-- begin --

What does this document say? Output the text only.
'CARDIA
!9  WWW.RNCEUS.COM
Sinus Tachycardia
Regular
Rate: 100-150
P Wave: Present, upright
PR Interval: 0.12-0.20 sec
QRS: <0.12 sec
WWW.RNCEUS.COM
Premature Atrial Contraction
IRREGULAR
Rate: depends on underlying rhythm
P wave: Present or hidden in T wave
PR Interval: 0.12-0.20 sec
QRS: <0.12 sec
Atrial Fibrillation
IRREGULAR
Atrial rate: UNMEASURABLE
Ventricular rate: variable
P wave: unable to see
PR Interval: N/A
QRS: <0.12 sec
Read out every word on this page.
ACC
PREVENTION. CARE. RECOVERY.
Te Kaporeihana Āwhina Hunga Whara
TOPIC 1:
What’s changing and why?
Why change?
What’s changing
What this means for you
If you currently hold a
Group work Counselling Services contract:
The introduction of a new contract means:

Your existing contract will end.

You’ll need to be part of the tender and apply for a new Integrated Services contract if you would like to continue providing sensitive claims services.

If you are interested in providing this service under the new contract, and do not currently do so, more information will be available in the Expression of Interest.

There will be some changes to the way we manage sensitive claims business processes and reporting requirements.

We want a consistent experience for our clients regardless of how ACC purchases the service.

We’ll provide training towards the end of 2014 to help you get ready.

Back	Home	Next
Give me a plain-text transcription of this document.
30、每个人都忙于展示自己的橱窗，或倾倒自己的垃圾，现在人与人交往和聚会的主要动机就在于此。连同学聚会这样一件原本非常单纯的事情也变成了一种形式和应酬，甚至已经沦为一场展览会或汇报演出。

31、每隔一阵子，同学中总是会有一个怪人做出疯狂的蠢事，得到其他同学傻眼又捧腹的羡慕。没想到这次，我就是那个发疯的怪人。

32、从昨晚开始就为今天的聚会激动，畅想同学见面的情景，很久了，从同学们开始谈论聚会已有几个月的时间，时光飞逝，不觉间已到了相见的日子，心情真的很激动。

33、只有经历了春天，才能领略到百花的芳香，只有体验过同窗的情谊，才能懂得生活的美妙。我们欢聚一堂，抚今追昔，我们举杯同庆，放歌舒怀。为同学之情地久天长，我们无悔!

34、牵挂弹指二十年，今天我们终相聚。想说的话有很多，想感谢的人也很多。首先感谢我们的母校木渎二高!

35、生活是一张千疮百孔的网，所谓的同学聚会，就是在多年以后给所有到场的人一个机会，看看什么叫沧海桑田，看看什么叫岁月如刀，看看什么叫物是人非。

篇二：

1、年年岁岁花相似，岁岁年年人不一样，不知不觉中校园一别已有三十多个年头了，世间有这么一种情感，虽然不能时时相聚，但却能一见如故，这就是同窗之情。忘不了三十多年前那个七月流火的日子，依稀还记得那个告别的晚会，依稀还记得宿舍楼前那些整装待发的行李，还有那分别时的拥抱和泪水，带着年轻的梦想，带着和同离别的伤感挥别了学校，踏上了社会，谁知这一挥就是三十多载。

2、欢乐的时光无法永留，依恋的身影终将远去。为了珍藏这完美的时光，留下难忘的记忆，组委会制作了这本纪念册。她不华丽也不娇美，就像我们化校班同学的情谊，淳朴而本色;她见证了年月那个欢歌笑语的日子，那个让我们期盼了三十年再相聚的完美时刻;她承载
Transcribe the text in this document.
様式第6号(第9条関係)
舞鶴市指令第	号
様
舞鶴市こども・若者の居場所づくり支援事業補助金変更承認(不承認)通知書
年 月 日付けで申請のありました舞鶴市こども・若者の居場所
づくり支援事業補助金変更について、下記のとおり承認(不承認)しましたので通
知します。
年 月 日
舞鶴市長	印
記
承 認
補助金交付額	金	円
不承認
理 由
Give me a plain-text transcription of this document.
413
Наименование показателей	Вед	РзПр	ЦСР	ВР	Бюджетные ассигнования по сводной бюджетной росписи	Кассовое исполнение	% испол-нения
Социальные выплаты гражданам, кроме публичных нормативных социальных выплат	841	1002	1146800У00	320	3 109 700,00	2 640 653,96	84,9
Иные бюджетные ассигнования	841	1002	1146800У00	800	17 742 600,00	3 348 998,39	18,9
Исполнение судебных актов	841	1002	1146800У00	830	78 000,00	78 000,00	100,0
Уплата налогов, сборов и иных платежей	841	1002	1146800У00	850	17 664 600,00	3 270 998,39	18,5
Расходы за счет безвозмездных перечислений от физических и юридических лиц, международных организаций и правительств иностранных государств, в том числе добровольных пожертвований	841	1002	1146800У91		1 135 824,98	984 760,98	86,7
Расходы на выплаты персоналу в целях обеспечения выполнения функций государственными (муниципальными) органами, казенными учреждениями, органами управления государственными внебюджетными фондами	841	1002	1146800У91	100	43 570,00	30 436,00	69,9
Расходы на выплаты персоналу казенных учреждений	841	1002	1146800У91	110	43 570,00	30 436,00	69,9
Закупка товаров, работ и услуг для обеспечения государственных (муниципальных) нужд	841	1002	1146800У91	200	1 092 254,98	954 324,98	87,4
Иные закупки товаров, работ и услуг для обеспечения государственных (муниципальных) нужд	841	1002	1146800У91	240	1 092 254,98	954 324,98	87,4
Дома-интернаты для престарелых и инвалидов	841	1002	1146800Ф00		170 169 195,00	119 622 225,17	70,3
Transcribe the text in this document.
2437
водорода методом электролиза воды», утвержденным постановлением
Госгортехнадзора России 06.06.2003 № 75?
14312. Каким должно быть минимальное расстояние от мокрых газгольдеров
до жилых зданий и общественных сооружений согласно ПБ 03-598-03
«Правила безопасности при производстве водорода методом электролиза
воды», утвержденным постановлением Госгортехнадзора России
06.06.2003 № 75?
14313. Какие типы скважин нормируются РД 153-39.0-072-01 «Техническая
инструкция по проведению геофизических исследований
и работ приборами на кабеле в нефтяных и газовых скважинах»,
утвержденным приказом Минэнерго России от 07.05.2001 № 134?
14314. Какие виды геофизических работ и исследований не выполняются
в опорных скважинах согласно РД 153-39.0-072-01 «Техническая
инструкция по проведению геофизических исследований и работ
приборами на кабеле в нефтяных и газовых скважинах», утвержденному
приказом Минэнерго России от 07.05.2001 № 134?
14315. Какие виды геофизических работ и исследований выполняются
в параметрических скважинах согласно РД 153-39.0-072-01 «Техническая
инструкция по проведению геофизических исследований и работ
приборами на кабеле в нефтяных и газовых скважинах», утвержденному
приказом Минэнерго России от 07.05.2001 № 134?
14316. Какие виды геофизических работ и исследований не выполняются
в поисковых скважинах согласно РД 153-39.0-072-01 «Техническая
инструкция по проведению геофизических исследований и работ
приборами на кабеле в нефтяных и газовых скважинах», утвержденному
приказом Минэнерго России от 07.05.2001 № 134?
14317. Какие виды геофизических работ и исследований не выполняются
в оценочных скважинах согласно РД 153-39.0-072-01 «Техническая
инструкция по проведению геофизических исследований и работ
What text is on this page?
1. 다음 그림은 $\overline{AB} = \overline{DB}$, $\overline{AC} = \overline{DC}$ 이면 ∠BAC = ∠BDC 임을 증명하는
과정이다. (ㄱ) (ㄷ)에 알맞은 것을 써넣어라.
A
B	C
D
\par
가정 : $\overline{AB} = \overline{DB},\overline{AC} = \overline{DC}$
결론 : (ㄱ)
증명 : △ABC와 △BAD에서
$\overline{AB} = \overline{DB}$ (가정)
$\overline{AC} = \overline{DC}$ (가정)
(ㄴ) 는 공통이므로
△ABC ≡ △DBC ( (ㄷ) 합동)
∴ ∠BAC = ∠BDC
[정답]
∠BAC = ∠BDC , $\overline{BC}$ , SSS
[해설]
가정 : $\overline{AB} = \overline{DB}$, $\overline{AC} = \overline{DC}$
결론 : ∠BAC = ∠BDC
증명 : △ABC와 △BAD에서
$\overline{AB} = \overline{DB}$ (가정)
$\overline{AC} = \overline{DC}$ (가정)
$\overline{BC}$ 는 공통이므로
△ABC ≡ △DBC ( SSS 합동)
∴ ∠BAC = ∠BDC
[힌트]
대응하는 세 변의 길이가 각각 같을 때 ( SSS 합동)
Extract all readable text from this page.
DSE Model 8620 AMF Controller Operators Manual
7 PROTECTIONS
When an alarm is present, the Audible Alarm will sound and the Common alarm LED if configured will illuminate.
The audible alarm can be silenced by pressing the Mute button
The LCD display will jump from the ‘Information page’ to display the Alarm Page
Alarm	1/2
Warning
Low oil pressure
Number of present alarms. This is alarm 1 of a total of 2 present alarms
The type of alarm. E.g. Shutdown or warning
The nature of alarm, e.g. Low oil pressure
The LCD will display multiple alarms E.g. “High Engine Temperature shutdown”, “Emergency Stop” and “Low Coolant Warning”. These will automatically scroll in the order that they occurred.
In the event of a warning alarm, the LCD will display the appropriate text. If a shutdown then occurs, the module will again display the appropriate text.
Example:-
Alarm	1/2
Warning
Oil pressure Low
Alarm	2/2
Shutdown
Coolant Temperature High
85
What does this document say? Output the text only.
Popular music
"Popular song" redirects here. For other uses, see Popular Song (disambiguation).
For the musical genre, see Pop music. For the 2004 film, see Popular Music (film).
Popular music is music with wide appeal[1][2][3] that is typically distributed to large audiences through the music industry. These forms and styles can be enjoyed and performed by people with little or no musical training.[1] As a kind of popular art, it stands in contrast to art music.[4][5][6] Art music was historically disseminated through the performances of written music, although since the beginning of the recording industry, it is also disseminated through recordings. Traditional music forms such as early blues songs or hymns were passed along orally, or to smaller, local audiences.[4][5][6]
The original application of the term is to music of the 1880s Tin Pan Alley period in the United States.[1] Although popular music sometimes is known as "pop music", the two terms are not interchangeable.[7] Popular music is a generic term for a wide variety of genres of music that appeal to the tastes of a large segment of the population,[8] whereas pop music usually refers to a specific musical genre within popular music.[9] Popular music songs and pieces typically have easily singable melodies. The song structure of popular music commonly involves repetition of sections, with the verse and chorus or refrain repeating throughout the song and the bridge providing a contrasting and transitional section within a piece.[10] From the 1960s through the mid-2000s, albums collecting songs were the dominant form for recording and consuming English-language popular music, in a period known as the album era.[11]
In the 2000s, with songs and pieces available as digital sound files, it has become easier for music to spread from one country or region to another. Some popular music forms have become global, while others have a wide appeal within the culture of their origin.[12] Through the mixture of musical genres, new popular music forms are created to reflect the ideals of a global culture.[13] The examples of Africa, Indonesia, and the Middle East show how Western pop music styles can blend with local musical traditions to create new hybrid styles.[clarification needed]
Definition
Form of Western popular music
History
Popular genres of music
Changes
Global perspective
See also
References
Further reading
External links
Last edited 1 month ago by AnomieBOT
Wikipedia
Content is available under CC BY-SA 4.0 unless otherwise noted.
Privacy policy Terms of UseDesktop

-- end --

▸ **The task**
State how many lines of the listing above hold the word "Какие", with nothing but the number.

▸ **Exercise solution**
5